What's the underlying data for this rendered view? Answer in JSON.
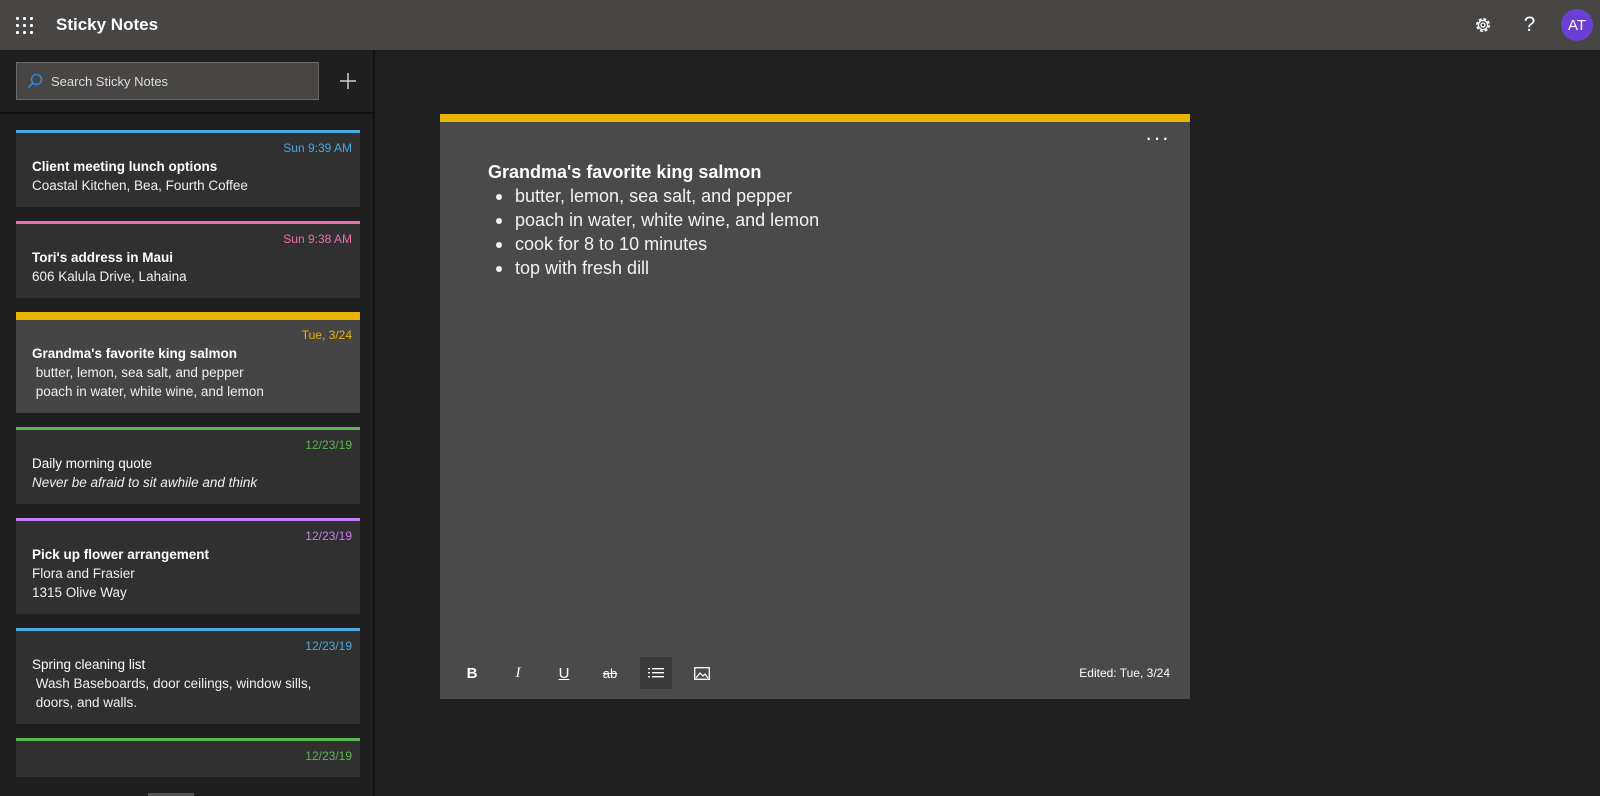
{
  "app": {
    "title": "Sticky Notes",
    "avatar_initials": "AT",
    "icons": {
      "menu": "waffle-icon",
      "settings": "gear-icon",
      "help": "help-icon"
    }
  },
  "sidebar": {
    "search_placeholder": "Search Sticky Notes",
    "add_icon": "plus-icon",
    "notes": [
      {
        "date": "Sun 9:39 AM",
        "color": "#4aa9dd",
        "title": "Client meeting lunch options",
        "title_bold": true,
        "lines": [
          "Coastal Kitchen, Bea, Fourth Coffee"
        ],
        "italic": false,
        "selected": false
      },
      {
        "date": "Sun 9:38 AM",
        "color": "#e96fb3",
        "title": "Tori's address in Maui",
        "title_bold": true,
        "lines": [
          "606 Kalula Drive, Lahaina"
        ],
        "italic": false,
        "selected": false
      },
      {
        "date": "Tue, 3/24",
        "color": "#e8b600",
        "title": "Grandma's favorite king salmon",
        "title_bold": true,
        "lines": [
          " butter, lemon, sea salt, and pepper",
          " poach in water, white wine, and lemon"
        ],
        "italic": false,
        "selected": true
      },
      {
        "date": "12/23/19",
        "color": "#5ab64f",
        "title": "Daily morning quote",
        "title_bold": false,
        "lines": [
          "Never be afraid to sit awhile and think"
        ],
        "italic": true,
        "selected": false
      },
      {
        "date": "12/23/19",
        "color": "#c57ff0",
        "title": "Pick up flower arrangement",
        "title_bold": true,
        "lines": [
          "Flora and Frasier",
          "1315 Olive Way"
        ],
        "italic": false,
        "selected": false
      },
      {
        "date": "12/23/19",
        "color": "#4aa9dd",
        "title": "Spring cleaning list",
        "title_bold": false,
        "lines": [
          " Wash Baseboards, door ceilings, window sills,",
          " doors, and walls."
        ],
        "italic": false,
        "selected": false
      },
      {
        "date": "12/23/19",
        "color": "#5ab64f",
        "title": "",
        "title_bold": false,
        "lines": [],
        "italic": false,
        "selected": false
      }
    ]
  },
  "editor": {
    "accent": "#e8b600",
    "more_label": "···",
    "title": "Grandma's favorite king salmon",
    "items": [
      "butter, lemon, sea salt, and pepper",
      "poach in water, white wine, and lemon",
      "cook for 8 to 10 minutes",
      "top with fresh dill"
    ],
    "toolbar": {
      "bold": "B",
      "italic": "I",
      "underline": "U",
      "strikethrough": "ab"
    },
    "edited": "Edited: Tue, 3/24"
  }
}
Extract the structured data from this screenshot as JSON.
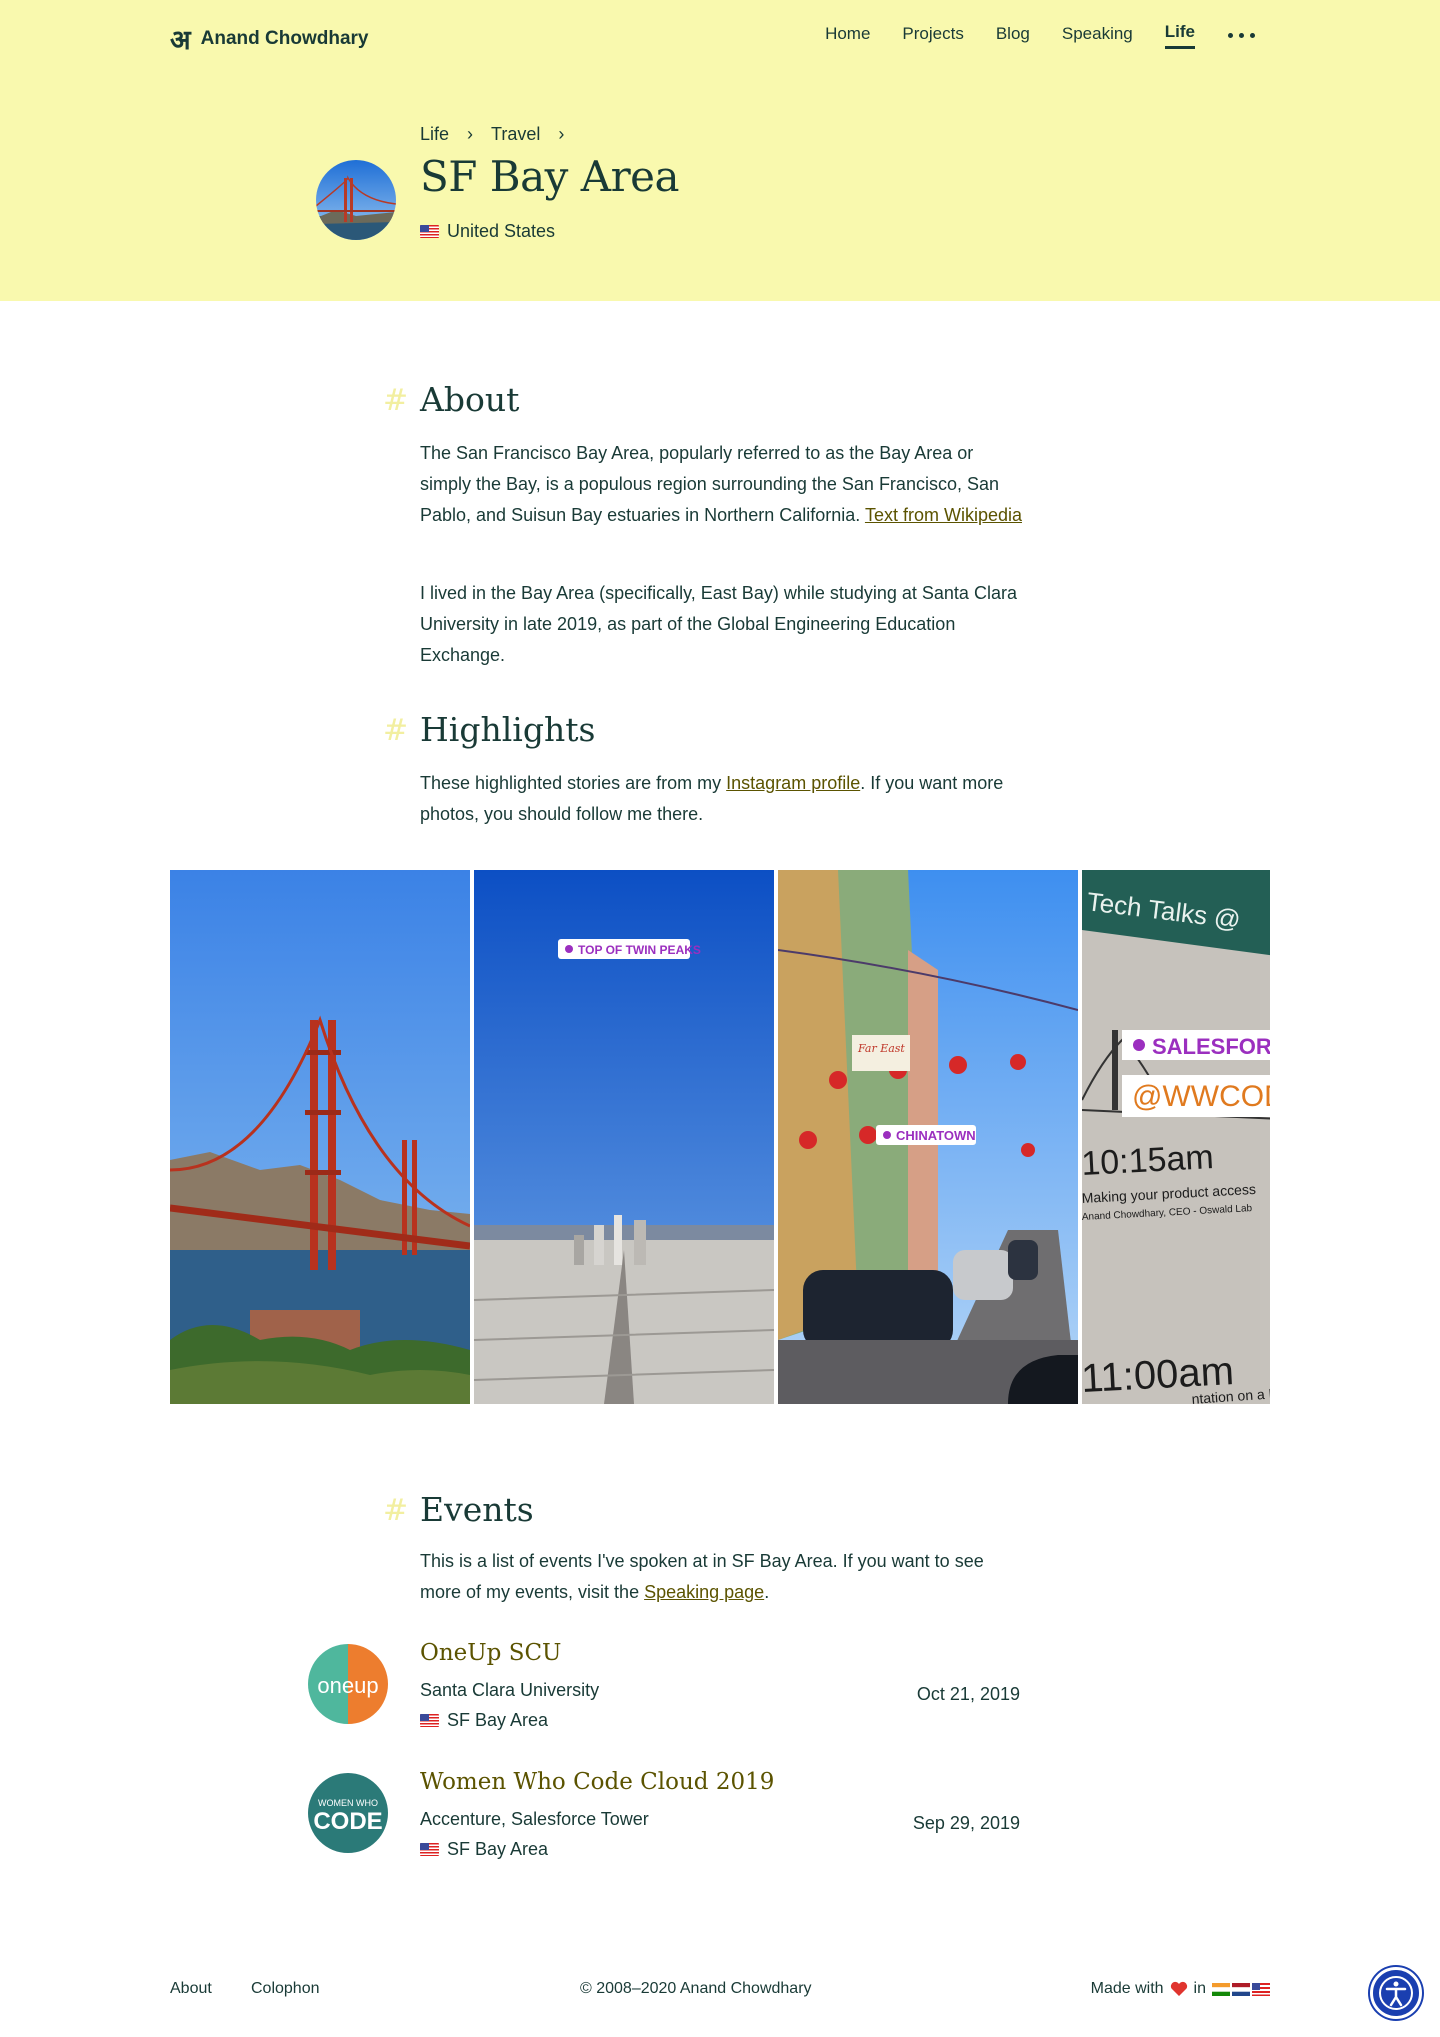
{
  "brand": {
    "logo_mark": "अ",
    "name": "Anand Chowdhary"
  },
  "nav": {
    "items": [
      {
        "label": "Home"
      },
      {
        "label": "Projects"
      },
      {
        "label": "Blog"
      },
      {
        "label": "Speaking"
      },
      {
        "label": "Life",
        "active": true
      }
    ],
    "more_icon": "ellipsis-icon"
  },
  "breadcrumb": [
    "Life",
    "Travel"
  ],
  "breadcrumb_separator": "›",
  "page": {
    "title": "SF Bay Area",
    "country": "United States",
    "country_flag": "us-flag-icon"
  },
  "about": {
    "heading": "About",
    "hash": "#",
    "p1_text": "The San Francisco Bay Area, popularly referred to as the Bay Area or simply the Bay, is a populous region surrounding the San Francisco, San Pablo, and Suisun Bay estuaries in Northern California.",
    "p1_link": "Text from Wikipedia",
    "p2": "I lived in the Bay Area (specifically, East Bay) while studying at Santa Clara University in late 2019, as part of the Global Engineering Education Exchange."
  },
  "highlights": {
    "heading": "Highlights",
    "p_before": "These highlighted stories are from my",
    "p_link": "Instagram profile",
    "p_after": ". If you want more photos, you should follow me there.",
    "stories": [
      {
        "name": "golden-gate"
      },
      {
        "name": "twin-peaks",
        "tag": "TOP OF TWIN PEAKS"
      },
      {
        "name": "chinatown",
        "tag": "CHINATOWN",
        "sign": "Far East"
      },
      {
        "name": "salesforce",
        "tag": "SALESFORCE",
        "banner": "Tech Talks @",
        "handle": "@WWCODE",
        "time1": "10:15am",
        "line1": "Making your product access",
        "line2": "Anand Chowdhary, CEO - Oswald Lab",
        "time2": "11:00am",
        "line3": "ntation on a NoS"
      }
    ]
  },
  "events": {
    "heading": "Events",
    "p_before": "This is a list of events I've spoken at in SF Bay Area. If you want to see more of my events, visit the",
    "p_link": "Speaking page",
    "p_after": ".",
    "items": [
      {
        "title": "OneUp SCU",
        "venue": "Santa Clara University",
        "place": "SF Bay Area",
        "date": "Oct 21, 2019",
        "logo_text": "oneup"
      },
      {
        "title": "Women Who Code Cloud 2019",
        "venue": "Accenture, Salesforce Tower",
        "place": "SF Bay Area",
        "date": "Sep 29, 2019",
        "logo_small": "WOMEN WHO",
        "logo_big": "CODE"
      }
    ]
  },
  "footer": {
    "links": [
      "About",
      "Colophon"
    ],
    "copyright": "© 2008–2020 Anand Chowdhary",
    "made_with": "Made with",
    "in": "in"
  },
  "accessibility_icon": "accessibility-icon"
}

**Work to complete:** Repeat the material above in full and unchanged, minus its images.

**Exercise result:**
What's the underlying data for this rendered view? Answer in JSON.
{
  "app": {
    "title": "Sticky Notes",
    "avatar_initials": "AT",
    "icons": {
      "menu": "waffle-icon",
      "settings": "gear-icon",
      "help": "help-icon"
    }
  },
  "sidebar": {
    "search_placeholder": "Search Sticky Notes",
    "add_icon": "plus-icon",
    "notes": [
      {
        "date": "Sun 9:39 AM",
        "color": "#4aa9dd",
        "title": "Client meeting lunch options",
        "title_bold": true,
        "lines": [
          "Coastal Kitchen, Bea, Fourth Coffee"
        ],
        "italic": false,
        "selected": false
      },
      {
        "date": "Sun 9:38 AM",
        "color": "#e96fb3",
        "title": "Tori's address in Maui",
        "title_bold": true,
        "lines": [
          "606 Kalula Drive, Lahaina"
        ],
        "italic": false,
        "selected": false
      },
      {
        "date": "Tue, 3/24",
        "color": "#e8b600",
        "title": "Grandma's favorite king salmon",
        "title_bold": true,
        "lines": [
          " butter, lemon, sea salt, and pepper",
          " poach in water, white wine, and lemon"
        ],
        "italic": false,
        "selected": true
      },
      {
        "date": "12/23/19",
        "color": "#5ab64f",
        "title": "Daily morning quote",
        "title_bold": false,
        "lines": [
          "Never be afraid to sit awhile and think"
        ],
        "italic": true,
        "selected": false
      },
      {
        "date": "12/23/19",
        "color": "#c57ff0",
        "title": "Pick up flower arrangement",
        "title_bold": true,
        "lines": [
          "Flora and Frasier",
          "1315 Olive Way"
        ],
        "italic": false,
        "selected": false
      },
      {
        "date": "12/23/19",
        "color": "#4aa9dd",
        "title": "Spring cleaning list",
        "title_bold": false,
        "lines": [
          " Wash Baseboards, door ceilings, window sills,",
          " doors, and walls."
        ],
        "italic": false,
        "selected": false
      },
      {
        "date": "12/23/19",
        "color": "#5ab64f",
        "title": "",
        "title_bold": false,
        "lines": [],
        "italic": false,
        "selected": false
      }
    ]
  },
  "editor": {
    "accent": "#e8b600",
    "more_label": "···",
    "title": "Grandma's favorite king salmon",
    "items": [
      "butter, lemon, sea salt, and pepper",
      "poach in water, white wine, and lemon",
      "cook for 8 to 10 minutes",
      "top with fresh dill"
    ],
    "toolbar": {
      "bold": "B",
      "italic": "I",
      "underline": "U",
      "strikethrough": "ab"
    },
    "edited": "Edited: Tue, 3/24"
  }
}
Extract the structured data from this screenshot as JSON.
{
  "brand": {
    "logo_mark": "अ",
    "name": "Anand Chowdhary"
  },
  "nav": {
    "items": [
      {
        "label": "Home"
      },
      {
        "label": "Projects"
      },
      {
        "label": "Blog"
      },
      {
        "label": "Speaking"
      },
      {
        "label": "Life",
        "active": true
      }
    ],
    "more_icon": "ellipsis-icon"
  },
  "breadcrumb": [
    "Life",
    "Travel"
  ],
  "breadcrumb_separator": "›",
  "page": {
    "title": "SF Bay Area",
    "country": "United States",
    "country_flag": "us-flag-icon"
  },
  "about": {
    "heading": "About",
    "hash": "#",
    "p1_text": "The San Francisco Bay Area, popularly referred to as the Bay Area or simply the Bay, is a populous region surrounding the San Francisco, San Pablo, and Suisun Bay estuaries in Northern California.",
    "p1_link": "Text from Wikipedia",
    "p2": "I lived in the Bay Area (specifically, East Bay) while studying at Santa Clara University in late 2019, as part of the Global Engineering Education Exchange."
  },
  "highlights": {
    "heading": "Highlights",
    "p_before": "These highlighted stories are from my",
    "p_link": "Instagram profile",
    "p_after": ". If you want more photos, you should follow me there.",
    "stories": [
      {
        "name": "golden-gate"
      },
      {
        "name": "twin-peaks",
        "tag": "TOP OF TWIN PEAKS"
      },
      {
        "name": "chinatown",
        "tag": "CHINATOWN",
        "sign": "Far East"
      },
      {
        "name": "salesforce",
        "tag": "SALESFORCE",
        "banner": "Tech Talks @",
        "handle": "@WWCODE",
        "time1": "10:15am",
        "line1": "Making your product access",
        "line2": "Anand Chowdhary, CEO - Oswald Lab",
        "time2": "11:00am",
        "line3": "ntation on a NoS"
      }
    ]
  },
  "events": {
    "heading": "Events",
    "p_before": "This is a list of events I've spoken at in SF Bay Area. If you want to see more of my events, visit the",
    "p_link": "Speaking page",
    "p_after": ".",
    "items": [
      {
        "title": "OneUp SCU",
        "venue": "Santa Clara University",
        "place": "SF Bay Area",
        "date": "Oct 21, 2019",
        "logo_text": "oneup"
      },
      {
        "title": "Women Who Code Cloud 2019",
        "venue": "Accenture, Salesforce Tower",
        "place": "SF Bay Area",
        "date": "Sep 29, 2019",
        "logo_small": "WOMEN WHO",
        "logo_big": "CODE"
      }
    ]
  },
  "footer": {
    "links": [
      "About",
      "Colophon"
    ],
    "copyright": "© 2008–2020 Anand Chowdhary",
    "made_with": "Made with",
    "in": "in"
  },
  "accessibility_icon": "accessibility-icon"
}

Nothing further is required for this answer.